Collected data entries
%%
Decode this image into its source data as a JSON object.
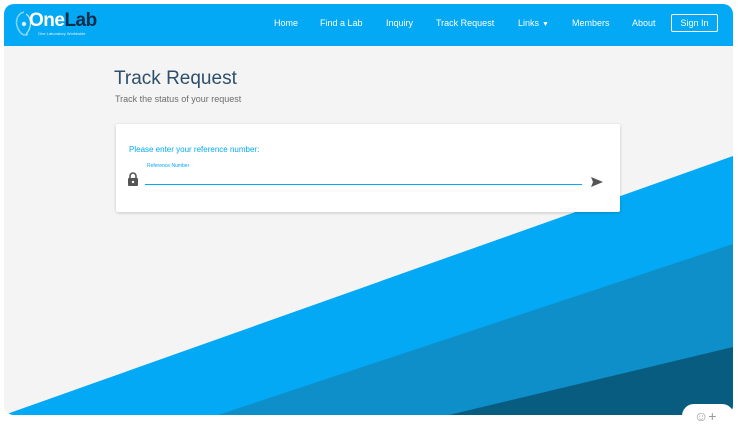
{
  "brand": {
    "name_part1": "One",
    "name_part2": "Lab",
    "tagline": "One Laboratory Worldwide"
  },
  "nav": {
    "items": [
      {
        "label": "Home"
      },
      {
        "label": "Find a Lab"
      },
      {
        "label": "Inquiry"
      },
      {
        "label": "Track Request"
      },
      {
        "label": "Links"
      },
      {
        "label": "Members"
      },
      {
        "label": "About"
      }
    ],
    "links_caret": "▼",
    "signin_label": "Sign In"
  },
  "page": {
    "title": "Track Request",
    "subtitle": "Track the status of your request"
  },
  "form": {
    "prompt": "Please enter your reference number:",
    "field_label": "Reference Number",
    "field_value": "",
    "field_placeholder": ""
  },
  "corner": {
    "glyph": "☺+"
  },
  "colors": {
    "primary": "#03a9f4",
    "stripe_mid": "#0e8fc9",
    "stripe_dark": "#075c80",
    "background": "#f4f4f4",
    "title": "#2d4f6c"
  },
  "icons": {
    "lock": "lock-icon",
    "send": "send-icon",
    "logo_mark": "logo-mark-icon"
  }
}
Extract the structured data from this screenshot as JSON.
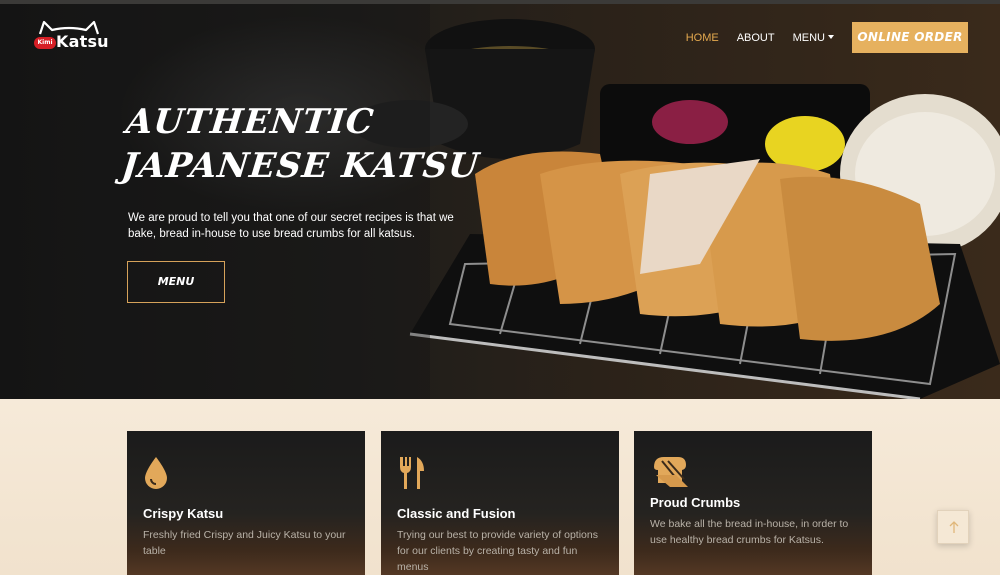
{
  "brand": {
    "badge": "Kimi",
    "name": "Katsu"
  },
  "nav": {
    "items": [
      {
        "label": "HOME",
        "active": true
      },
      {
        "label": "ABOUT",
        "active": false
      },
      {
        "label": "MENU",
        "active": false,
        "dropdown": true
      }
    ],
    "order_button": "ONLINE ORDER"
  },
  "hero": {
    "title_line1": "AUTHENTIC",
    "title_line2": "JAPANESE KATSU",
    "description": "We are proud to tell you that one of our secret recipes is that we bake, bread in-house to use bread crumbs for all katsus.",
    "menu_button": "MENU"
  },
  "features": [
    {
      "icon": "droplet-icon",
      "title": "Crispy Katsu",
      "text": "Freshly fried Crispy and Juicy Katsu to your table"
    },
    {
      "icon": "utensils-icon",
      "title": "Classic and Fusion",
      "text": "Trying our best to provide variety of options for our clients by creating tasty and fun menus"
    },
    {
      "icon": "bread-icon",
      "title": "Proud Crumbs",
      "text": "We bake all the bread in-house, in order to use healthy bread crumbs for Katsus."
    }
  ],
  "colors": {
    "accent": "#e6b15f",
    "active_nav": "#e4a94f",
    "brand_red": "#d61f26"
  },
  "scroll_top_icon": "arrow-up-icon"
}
%%
**Objective:** Retype the entries word for word. Omit any images.

**Output for this task:**
Decode this image into its source data as a JSON object.
{
  "brand": {
    "name_part1": "One",
    "name_part2": "Lab",
    "tagline": "One Laboratory Worldwide"
  },
  "nav": {
    "items": [
      {
        "label": "Home"
      },
      {
        "label": "Find a Lab"
      },
      {
        "label": "Inquiry"
      },
      {
        "label": "Track Request"
      },
      {
        "label": "Links"
      },
      {
        "label": "Members"
      },
      {
        "label": "About"
      }
    ],
    "links_caret": "▼",
    "signin_label": "Sign In"
  },
  "page": {
    "title": "Track Request",
    "subtitle": "Track the status of your request"
  },
  "form": {
    "prompt": "Please enter your reference number:",
    "field_label": "Reference Number",
    "field_value": "",
    "field_placeholder": ""
  },
  "corner": {
    "glyph": "☺+"
  },
  "colors": {
    "primary": "#03a9f4",
    "stripe_mid": "#0e8fc9",
    "stripe_dark": "#075c80",
    "background": "#f4f4f4",
    "title": "#2d4f6c"
  },
  "icons": {
    "lock": "lock-icon",
    "send": "send-icon",
    "logo_mark": "logo-mark-icon"
  }
}
Extract the structured data from this screenshot as JSON.
{
  "brand": {
    "badge": "Kimi",
    "name": "Katsu"
  },
  "nav": {
    "items": [
      {
        "label": "HOME",
        "active": true
      },
      {
        "label": "ABOUT",
        "active": false
      },
      {
        "label": "MENU",
        "active": false,
        "dropdown": true
      }
    ],
    "order_button": "ONLINE ORDER"
  },
  "hero": {
    "title_line1": "AUTHENTIC",
    "title_line2": "JAPANESE KATSU",
    "description": "We are proud to tell you that one of our secret recipes is that we bake, bread in-house to use bread crumbs for all katsus.",
    "menu_button": "MENU"
  },
  "features": [
    {
      "icon": "droplet-icon",
      "title": "Crispy Katsu",
      "text": "Freshly fried Crispy and Juicy Katsu to your table"
    },
    {
      "icon": "utensils-icon",
      "title": "Classic and Fusion",
      "text": "Trying our best to provide variety of options for our clients by creating tasty and fun menus"
    },
    {
      "icon": "bread-icon",
      "title": "Proud Crumbs",
      "text": "We bake all the bread in-house, in order to use healthy bread crumbs for Katsus."
    }
  ],
  "colors": {
    "accent": "#e6b15f",
    "active_nav": "#e4a94f",
    "brand_red": "#d61f26"
  },
  "scroll_top_icon": "arrow-up-icon"
}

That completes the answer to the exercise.